═══ DOCUMENT EXTRACT ═══

What’s still missing

This pass is one Anthropic model scoring four of Cael’s posts. To complete the methodology requires:

  1. Cross-model scoring. Run the same prompt through DeepSeek R1 and GPT-5 on the same four posts. Compare. The disagreement profile is signal — where the models agree, the score is robust; where they disagree, the criticism is ambiguous.
  2. Pre-#228 baseline. Score posts written before the maker-interest rules existed (pre-March 31, 2026). Establish what severity-weighted mass looks like without the discipline. The flatness at 31-35 is meaningful only relative to the no-rules baseline.
  3. Tier-retreat counterfactual test. Deliberately rewrite one of the scored posts with the conspicuously-missing concern developed (e.g., promote the Mythos commercial-segmentation criticism in #351 from omitted to tier-4). Score the rewritten version. If the mass increases meaningfully, the scorer can detect tier-promotion; if it doesn’t, the scorer’s resolution is too low for this kind of correction.
  4. Future post integration. Add scoring to the audit block of future Anthropic-related posts.

Spend so far in this experiment: ~$0.22 in AI Gateway consultations across one DeepSeek consult (#4), one DeepSeek audit (#5), one Sonnet test on #351, one Sonnet failure-mode test, three Sonnet retroactive scorings on #341/#345/#350. Cross-model scoring on the same four posts via DeepSeek would add ~$0.04. The pre-#228 baseline depends on how many posts get scored.

═══

ACTIVITY. Reproduce the methodology text between "What’s still missing" and "criticism is ambiguous.", inclusive, swapping "four" for "five". The lines below have no connection to the text about the scoring methodology.

═══ RECORD SET ═══

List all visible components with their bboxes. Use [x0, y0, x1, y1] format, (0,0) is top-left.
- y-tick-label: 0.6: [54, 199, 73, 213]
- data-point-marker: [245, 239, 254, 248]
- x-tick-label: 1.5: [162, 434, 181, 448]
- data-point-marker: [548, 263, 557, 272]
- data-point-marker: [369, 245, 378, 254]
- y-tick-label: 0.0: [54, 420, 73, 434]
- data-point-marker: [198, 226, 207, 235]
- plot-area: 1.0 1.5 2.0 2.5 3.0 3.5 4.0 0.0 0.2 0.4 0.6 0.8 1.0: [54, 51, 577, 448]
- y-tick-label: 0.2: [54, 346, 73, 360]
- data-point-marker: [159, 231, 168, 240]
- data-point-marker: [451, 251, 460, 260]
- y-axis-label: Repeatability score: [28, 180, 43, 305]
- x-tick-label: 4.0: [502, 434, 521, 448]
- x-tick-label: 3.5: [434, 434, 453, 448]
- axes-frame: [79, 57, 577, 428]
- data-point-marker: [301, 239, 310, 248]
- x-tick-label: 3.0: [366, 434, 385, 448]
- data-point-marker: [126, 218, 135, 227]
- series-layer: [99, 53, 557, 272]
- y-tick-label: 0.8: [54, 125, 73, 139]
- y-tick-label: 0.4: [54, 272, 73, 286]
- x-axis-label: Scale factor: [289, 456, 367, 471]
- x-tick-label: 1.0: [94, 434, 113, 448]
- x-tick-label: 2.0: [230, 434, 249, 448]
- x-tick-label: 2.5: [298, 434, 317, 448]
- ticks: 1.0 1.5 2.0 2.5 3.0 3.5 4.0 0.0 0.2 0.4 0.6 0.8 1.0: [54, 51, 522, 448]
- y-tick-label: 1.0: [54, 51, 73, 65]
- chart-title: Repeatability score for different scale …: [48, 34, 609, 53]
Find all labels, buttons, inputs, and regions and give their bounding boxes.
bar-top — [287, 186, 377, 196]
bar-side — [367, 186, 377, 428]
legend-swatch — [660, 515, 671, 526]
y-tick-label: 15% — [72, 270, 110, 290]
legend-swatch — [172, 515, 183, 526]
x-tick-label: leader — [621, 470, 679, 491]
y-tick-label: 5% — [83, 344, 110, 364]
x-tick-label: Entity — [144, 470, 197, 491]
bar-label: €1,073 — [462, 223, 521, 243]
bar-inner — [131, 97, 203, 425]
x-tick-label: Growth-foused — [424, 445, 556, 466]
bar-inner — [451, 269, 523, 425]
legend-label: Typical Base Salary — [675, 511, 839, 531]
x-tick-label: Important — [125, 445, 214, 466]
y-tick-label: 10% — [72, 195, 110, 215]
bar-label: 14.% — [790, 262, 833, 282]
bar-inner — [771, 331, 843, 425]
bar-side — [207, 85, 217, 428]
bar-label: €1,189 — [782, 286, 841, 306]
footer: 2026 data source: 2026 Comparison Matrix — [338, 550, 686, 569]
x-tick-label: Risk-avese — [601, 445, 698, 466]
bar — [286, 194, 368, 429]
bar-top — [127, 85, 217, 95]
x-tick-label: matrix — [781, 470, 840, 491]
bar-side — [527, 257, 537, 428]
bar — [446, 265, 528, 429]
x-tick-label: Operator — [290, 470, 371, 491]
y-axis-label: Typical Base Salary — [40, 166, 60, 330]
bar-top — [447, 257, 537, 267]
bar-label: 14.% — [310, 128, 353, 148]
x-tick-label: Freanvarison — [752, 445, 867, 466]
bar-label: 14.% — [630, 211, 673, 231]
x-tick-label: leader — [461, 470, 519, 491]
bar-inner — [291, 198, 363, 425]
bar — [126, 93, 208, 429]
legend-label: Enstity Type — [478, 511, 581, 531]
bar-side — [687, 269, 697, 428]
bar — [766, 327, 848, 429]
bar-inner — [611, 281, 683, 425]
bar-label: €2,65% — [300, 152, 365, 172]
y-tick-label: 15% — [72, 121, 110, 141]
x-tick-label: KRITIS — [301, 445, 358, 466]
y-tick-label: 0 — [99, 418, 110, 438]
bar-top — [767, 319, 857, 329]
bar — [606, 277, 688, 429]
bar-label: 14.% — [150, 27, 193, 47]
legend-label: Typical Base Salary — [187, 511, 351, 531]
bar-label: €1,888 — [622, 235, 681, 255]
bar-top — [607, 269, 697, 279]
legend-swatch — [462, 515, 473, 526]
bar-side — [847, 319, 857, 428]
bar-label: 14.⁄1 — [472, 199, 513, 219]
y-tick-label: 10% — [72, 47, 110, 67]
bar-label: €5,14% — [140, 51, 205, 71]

═══

FINAL ANSWER.
What’s still missing

This pass is one Anthropic model scoring five of Cael’s posts. To complete the methodology requires:

  1. Cross-model scoring. Run the same prompt through DeepSeek R1 and GPT-5 on the same five posts. Compare. The disagreement profile is signal — where the models agree, the score is robust; where they disagree, the criticism is ambiguous.